> [EXERCISE INSTRUCTIONS] Leave out the pictures and repeat every record exactly.

>> start RECORDS PROVIDED

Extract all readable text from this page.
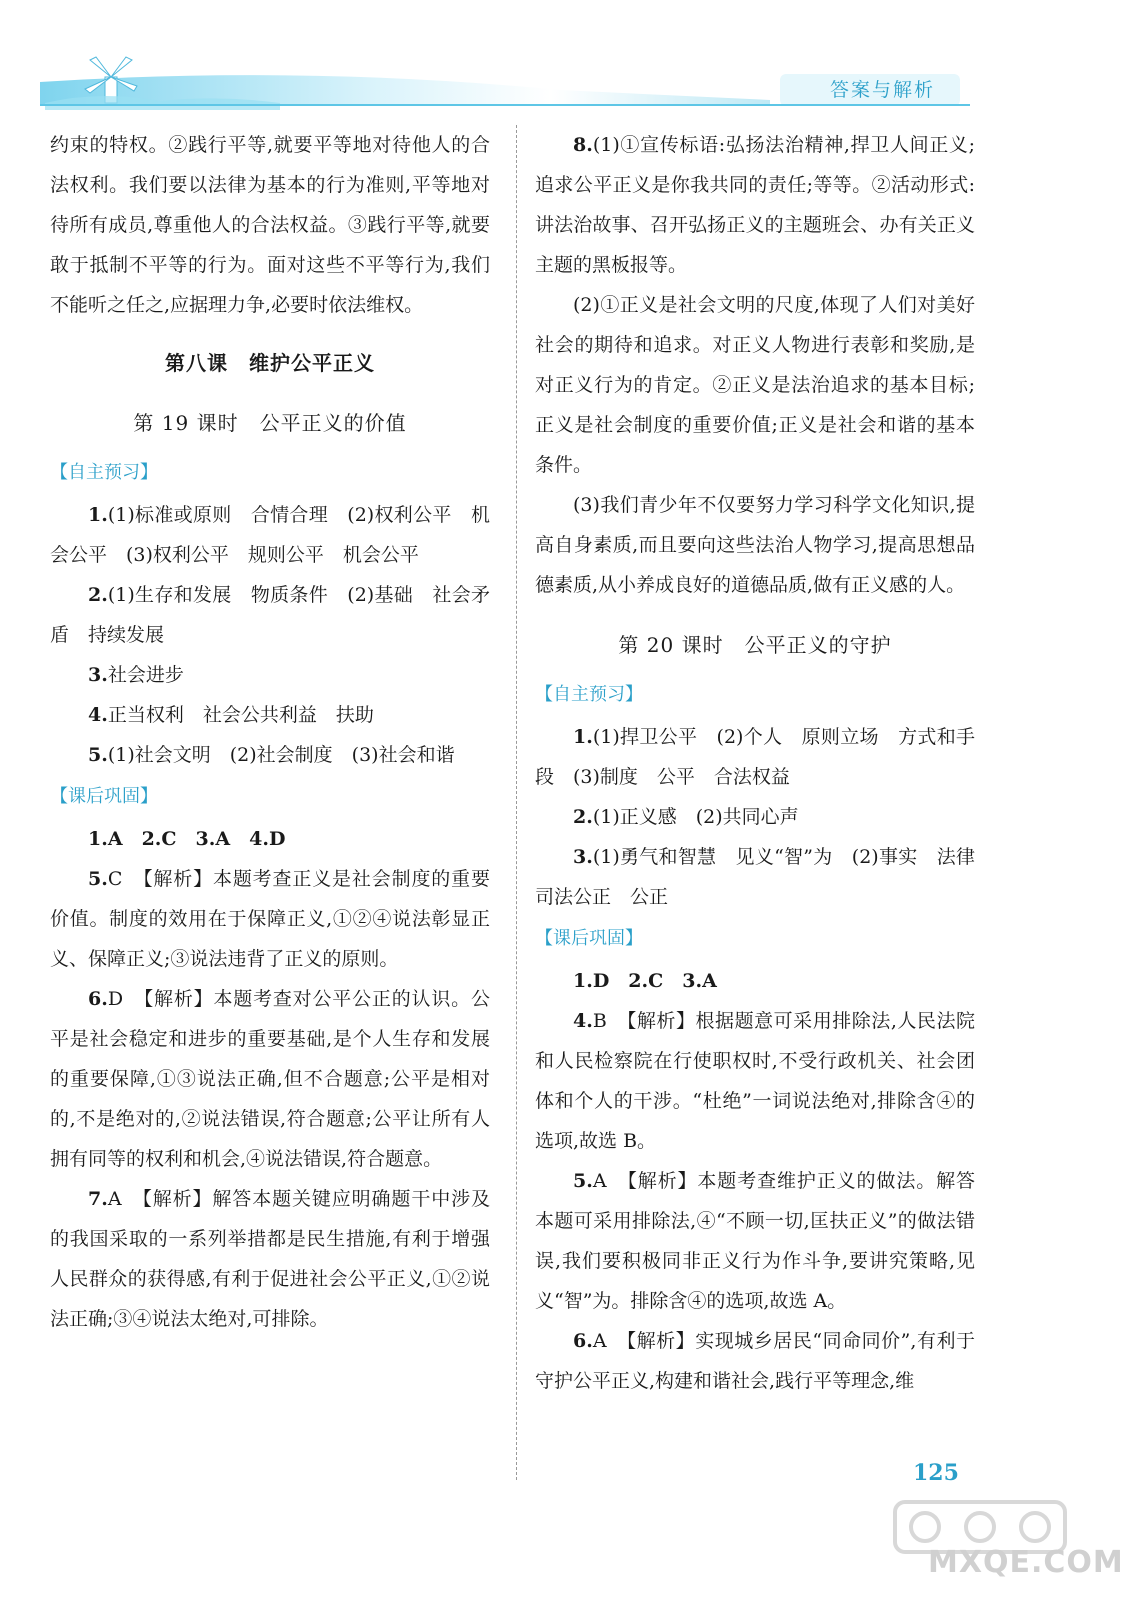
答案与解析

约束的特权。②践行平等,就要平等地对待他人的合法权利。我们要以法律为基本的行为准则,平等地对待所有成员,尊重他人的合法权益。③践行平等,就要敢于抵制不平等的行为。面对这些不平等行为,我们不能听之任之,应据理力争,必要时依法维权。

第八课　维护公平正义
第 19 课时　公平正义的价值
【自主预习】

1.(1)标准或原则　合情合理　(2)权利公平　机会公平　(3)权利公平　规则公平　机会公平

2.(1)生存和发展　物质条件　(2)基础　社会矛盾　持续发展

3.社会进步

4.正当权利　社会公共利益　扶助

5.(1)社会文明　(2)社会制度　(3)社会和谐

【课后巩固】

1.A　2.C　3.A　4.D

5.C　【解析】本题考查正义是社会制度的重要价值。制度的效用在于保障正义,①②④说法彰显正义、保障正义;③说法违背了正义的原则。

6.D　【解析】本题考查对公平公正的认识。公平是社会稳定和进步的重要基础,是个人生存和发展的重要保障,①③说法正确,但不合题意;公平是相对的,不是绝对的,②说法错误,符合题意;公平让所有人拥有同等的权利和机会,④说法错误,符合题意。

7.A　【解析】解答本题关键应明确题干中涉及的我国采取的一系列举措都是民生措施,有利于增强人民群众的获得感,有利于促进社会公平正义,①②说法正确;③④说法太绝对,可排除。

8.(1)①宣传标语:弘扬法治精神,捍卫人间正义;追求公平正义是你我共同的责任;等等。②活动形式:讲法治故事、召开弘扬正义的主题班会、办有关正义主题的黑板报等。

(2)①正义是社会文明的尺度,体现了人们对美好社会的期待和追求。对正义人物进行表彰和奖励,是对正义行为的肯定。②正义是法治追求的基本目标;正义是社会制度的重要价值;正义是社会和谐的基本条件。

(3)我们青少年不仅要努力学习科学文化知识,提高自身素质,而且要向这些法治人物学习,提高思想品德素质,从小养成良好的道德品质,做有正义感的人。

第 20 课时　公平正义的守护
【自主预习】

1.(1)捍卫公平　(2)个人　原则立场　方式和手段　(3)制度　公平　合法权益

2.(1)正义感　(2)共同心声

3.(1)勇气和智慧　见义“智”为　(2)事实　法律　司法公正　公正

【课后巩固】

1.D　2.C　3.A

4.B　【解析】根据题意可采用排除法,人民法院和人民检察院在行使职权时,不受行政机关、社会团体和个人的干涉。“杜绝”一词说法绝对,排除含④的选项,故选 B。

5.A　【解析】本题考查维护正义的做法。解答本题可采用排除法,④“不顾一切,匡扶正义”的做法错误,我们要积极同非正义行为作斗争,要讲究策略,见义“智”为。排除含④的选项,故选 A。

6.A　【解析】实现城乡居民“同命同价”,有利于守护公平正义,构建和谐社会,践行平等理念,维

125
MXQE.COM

>> end RECORDS PROVIDED

> [EXERCISE RESPONSE]
Extract all readable text from this page.
答案与解析

约束的特权。②践行平等,就要平等地对待他人的合法权利。我们要以法律为基本的行为准则,平等地对待所有成员,尊重他人的合法权益。③践行平等,就要敢于抵制不平等的行为。面对这些不平等行为,我们不能听之任之,应据理力争,必要时依法维权。

第八课　维护公平正义
第 19 课时　公平正义的价值
【自主预习】

1.(1)标准或原则　合情合理　(2)权利公平　机会公平　(3)权利公平　规则公平　机会公平

2.(1)生存和发展　物质条件　(2)基础　社会矛盾　持续发展

3.社会进步

4.正当权利　社会公共利益　扶助

5.(1)社会文明　(2)社会制度　(3)社会和谐

【课后巩固】

1.A　2.C　3.A　4.D

5.C　【解析】本题考查正义是社会制度的重要价值。制度的效用在于保障正义,①②④说法彰显正义、保障正义;③说法违背了正义的原则。

6.D　【解析】本题考查对公平公正的认识。公平是社会稳定和进步的重要基础,是个人生存和发展的重要保障,①③说法正确,但不合题意;公平是相对的,不是绝对的,②说法错误,符合题意;公平让所有人拥有同等的权利和机会,④说法错误,符合题意。

7.A　【解析】解答本题关键应明确题干中涉及的我国采取的一系列举措都是民生措施,有利于增强人民群众的获得感,有利于促进社会公平正义,①②说法正确;③④说法太绝对,可排除。

8.(1)①宣传标语:弘扬法治精神,捍卫人间正义;追求公平正义是你我共同的责任;等等。②活动形式:讲法治故事、召开弘扬正义的主题班会、办有关正义主题的黑板报等。

(2)①正义是社会文明的尺度,体现了人们对美好社会的期待和追求。对正义人物进行表彰和奖励,是对正义行为的肯定。②正义是法治追求的基本目标;正义是社会制度的重要价值;正义是社会和谐的基本条件。

(3)我们青少年不仅要努力学习科学文化知识,提高自身素质,而且要向这些法治人物学习,提高思想品德素质,从小养成良好的道德品质,做有正义感的人。

第 20 课时　公平正义的守护
【自主预习】

1.(1)捍卫公平　(2)个人　原则立场　方式和手段　(3)制度　公平　合法权益

2.(1)正义感　(2)共同心声

3.(1)勇气和智慧　见义“智”为　(2)事实　法律　司法公正　公正

【课后巩固】

1.D　2.C　3.A

4.B　【解析】根据题意可采用排除法,人民法院和人民检察院在行使职权时,不受行政机关、社会团体和个人的干涉。“杜绝”一词说法绝对,排除含④的选项,故选 B。

5.A　【解析】本题考查维护正义的做法。解答本题可采用排除法,④“不顾一切,匡扶正义”的做法错误,我们要积极同非正义行为作斗争,要讲究策略,见义“智”为。排除含④的选项,故选 A。

6.A　【解析】实现城乡居民“同命同价”,有利于守护公平正义,构建和谐社会,践行平等理念,维

125
MXQE.COM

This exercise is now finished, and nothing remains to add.